§ THE EXERCISE
Please return the material from its very first line through the line containing "fishery-oil: 3,900: [1442, 498, 1478, 515]", both ends included, reproducing each line unchanged.

** BEGIN **

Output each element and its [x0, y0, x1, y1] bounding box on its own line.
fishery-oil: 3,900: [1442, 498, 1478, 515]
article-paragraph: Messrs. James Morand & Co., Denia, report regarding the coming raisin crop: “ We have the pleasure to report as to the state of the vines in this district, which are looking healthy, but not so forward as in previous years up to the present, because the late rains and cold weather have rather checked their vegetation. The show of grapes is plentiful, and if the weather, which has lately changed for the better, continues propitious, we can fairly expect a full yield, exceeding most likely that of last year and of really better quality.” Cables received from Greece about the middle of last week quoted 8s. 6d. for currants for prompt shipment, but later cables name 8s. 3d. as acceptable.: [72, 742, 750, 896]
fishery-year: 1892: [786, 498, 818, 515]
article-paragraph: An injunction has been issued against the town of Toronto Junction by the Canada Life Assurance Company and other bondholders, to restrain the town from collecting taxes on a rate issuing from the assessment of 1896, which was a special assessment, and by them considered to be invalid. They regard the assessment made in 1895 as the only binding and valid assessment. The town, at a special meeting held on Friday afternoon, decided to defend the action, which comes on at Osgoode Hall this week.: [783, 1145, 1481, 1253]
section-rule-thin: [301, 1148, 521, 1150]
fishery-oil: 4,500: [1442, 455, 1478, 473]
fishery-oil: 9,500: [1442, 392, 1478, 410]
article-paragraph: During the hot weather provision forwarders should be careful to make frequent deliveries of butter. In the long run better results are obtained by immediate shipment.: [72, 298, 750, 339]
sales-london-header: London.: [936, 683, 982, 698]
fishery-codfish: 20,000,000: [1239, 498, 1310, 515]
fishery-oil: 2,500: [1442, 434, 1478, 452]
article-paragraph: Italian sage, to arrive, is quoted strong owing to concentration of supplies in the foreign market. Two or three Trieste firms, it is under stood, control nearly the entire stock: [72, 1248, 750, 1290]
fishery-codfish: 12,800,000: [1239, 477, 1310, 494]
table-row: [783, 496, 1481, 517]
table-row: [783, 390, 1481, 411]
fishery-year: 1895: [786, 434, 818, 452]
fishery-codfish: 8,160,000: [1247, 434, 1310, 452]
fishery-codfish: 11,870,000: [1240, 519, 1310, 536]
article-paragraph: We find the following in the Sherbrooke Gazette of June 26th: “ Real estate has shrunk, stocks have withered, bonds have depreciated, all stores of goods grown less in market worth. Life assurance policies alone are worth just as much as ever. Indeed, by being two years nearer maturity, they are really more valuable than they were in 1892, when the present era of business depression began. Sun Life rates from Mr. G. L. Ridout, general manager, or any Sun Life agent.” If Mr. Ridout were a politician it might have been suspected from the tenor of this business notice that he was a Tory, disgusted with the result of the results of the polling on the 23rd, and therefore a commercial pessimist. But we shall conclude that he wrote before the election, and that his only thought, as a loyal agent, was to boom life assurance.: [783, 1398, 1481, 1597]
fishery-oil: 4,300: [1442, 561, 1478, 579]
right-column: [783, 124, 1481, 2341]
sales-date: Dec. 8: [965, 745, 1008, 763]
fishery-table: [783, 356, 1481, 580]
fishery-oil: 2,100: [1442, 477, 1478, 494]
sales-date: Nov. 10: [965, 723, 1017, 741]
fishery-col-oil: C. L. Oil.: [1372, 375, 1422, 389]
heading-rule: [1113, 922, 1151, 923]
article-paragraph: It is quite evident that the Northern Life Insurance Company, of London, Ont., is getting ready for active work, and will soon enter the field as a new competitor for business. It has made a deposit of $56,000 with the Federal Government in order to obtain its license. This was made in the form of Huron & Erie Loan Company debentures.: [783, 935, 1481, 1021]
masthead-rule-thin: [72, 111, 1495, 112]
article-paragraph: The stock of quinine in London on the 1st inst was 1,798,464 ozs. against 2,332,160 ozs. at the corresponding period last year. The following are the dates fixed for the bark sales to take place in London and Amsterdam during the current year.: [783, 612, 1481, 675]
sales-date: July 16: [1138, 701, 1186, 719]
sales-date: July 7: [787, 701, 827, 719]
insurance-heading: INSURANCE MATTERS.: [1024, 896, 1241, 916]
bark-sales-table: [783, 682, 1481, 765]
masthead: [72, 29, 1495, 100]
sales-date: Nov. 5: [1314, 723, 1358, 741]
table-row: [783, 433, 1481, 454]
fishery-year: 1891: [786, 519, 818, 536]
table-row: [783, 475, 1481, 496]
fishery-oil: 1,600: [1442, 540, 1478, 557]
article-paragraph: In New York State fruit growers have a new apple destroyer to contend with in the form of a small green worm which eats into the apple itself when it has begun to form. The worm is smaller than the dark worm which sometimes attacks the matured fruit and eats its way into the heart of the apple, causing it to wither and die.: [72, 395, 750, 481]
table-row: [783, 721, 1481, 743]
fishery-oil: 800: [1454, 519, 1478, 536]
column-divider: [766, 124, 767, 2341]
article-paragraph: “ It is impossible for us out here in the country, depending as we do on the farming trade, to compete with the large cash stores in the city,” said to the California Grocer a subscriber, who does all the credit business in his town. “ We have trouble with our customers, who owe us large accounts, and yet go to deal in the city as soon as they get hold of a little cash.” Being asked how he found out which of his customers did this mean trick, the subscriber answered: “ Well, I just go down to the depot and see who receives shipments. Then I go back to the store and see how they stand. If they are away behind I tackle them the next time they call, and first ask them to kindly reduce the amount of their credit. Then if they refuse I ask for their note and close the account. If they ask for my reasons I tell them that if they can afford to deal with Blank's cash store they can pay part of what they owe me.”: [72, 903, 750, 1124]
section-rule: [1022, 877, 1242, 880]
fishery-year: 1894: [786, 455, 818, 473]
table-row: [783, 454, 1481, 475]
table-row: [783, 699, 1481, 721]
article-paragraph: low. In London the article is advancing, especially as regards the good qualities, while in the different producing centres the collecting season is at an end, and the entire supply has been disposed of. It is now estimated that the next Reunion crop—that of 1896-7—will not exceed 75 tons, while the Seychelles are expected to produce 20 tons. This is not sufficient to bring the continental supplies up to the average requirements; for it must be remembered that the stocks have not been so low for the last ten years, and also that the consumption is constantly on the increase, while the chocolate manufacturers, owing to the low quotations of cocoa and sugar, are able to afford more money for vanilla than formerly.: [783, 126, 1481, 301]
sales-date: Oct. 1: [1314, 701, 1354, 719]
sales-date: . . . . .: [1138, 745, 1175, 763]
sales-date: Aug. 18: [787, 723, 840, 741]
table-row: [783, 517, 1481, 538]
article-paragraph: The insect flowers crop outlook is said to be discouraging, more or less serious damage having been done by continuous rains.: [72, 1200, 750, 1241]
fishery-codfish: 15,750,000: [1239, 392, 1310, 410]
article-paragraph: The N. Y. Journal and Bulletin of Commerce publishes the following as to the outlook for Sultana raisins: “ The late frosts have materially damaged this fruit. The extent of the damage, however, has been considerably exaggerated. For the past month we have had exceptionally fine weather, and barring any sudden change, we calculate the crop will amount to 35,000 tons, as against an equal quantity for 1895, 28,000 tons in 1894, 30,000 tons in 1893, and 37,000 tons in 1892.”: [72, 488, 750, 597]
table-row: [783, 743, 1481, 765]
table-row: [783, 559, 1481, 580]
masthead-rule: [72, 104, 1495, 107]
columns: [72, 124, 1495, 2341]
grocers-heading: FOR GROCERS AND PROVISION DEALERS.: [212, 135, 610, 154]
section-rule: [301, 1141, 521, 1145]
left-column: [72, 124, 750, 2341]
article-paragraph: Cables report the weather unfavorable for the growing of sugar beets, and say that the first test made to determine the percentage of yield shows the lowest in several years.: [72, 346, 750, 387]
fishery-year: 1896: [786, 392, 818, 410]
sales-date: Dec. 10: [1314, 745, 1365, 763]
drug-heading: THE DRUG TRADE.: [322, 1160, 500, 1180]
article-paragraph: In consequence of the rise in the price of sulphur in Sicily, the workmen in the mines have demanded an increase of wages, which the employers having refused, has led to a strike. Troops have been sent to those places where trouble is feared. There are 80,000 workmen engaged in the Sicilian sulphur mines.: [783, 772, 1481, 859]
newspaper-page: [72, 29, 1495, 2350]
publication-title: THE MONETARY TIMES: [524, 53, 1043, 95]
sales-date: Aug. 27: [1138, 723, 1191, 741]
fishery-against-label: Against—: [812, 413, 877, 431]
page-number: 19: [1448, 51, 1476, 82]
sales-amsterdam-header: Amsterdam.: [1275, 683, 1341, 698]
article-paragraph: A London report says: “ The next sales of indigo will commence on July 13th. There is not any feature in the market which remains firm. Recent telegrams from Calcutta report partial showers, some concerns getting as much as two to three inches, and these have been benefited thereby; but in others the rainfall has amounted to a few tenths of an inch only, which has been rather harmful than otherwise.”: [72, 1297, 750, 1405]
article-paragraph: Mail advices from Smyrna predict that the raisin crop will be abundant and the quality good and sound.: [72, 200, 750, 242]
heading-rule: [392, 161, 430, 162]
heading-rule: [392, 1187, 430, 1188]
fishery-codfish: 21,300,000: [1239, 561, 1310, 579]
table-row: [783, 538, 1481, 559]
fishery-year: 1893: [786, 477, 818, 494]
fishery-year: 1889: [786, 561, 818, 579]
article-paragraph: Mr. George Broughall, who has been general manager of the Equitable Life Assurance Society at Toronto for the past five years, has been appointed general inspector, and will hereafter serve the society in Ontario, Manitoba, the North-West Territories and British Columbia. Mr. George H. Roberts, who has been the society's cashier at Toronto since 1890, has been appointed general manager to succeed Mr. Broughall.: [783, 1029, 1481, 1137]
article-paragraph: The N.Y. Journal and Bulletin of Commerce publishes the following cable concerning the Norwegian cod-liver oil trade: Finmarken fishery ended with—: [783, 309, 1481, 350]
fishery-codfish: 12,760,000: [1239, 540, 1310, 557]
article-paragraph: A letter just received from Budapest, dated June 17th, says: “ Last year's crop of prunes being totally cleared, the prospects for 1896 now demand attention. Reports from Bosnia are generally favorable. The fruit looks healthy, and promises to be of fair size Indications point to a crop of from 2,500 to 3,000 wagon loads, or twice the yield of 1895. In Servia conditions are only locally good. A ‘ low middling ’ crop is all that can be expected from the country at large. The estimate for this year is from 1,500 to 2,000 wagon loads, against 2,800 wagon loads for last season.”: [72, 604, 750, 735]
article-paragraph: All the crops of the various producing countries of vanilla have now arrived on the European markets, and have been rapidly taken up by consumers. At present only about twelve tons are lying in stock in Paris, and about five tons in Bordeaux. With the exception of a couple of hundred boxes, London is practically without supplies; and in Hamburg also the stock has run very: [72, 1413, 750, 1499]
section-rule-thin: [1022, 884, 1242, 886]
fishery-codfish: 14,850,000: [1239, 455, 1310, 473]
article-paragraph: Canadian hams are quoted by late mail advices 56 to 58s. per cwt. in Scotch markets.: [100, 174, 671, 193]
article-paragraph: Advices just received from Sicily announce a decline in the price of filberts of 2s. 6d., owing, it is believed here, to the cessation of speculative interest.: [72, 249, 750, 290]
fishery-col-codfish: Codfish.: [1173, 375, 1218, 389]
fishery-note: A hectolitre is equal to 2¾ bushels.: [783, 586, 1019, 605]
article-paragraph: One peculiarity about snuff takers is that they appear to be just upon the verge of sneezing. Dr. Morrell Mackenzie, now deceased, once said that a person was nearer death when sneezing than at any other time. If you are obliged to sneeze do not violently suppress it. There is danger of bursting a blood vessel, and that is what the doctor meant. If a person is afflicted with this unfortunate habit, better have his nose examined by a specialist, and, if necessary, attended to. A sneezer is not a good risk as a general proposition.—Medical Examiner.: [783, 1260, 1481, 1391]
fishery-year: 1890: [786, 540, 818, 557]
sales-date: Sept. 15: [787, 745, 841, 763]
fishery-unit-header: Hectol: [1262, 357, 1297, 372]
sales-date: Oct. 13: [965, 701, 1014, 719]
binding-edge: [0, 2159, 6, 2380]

** END **

§ TASK SOLUTION
Output each element and its [x0, y0, x1, y1] bounding box on its own line.
fishery-oil: 3,900: [1442, 498, 1478, 515]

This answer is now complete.